__Instrucción de trabajo__
En el pasaje sobre las setas de la dehesa, indique, por favor, cuál es la mejor guía de setas que hay en casa.

__Pasaje__
Lo que sí encontré fue una seta. No soy micólogo y, aunque tengo en casa varias guías de setas -la mejor es la que editó Iberdrola-, apenas distingo a la Lepiota, a la Amanita muscaria, que es muy venenosa, y nada más. Creo que la que vi en Almamed era un boletus; al menos, eso es lo que me dicen los libros. Las dehesas producen muchas especies de setas, entre las que hay algunas de gran valor culinario y económico, como los famosos gurumelos, que son hijos del feliz ayuntamiento de España y Portugal, para regocijo del Alentejo y de Extremadura.

(Datos de comprensión de documentos)
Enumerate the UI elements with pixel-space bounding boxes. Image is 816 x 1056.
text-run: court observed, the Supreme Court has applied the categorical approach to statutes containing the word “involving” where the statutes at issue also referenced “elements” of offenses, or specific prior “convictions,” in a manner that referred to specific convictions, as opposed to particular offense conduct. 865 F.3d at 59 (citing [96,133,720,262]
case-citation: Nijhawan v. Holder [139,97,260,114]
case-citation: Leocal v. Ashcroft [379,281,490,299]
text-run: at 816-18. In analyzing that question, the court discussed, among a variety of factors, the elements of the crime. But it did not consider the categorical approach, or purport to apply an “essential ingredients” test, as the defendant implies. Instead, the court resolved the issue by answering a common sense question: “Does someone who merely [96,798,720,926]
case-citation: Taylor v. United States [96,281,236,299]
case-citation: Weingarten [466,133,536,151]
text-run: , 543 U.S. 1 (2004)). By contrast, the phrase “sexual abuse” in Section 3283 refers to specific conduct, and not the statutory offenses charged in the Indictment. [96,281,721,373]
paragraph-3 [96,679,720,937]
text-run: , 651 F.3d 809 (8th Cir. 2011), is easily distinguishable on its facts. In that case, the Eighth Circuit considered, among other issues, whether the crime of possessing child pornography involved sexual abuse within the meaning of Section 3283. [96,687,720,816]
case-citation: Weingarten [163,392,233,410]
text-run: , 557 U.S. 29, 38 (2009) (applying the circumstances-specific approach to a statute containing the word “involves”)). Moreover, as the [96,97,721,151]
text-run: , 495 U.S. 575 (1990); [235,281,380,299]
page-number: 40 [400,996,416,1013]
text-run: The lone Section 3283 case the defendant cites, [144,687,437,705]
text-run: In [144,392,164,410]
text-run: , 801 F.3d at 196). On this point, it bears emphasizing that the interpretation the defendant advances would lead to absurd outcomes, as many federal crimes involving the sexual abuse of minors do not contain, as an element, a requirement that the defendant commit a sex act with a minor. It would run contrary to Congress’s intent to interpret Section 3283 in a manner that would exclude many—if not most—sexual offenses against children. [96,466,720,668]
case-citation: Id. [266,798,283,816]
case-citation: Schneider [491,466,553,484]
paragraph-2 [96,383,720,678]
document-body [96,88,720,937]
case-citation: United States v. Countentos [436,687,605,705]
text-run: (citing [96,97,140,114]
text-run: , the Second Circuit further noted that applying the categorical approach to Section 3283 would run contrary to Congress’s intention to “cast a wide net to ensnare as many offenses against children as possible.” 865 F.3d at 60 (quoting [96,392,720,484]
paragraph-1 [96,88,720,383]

__Respuesta al ejercicio__
La que editó Iberdrola.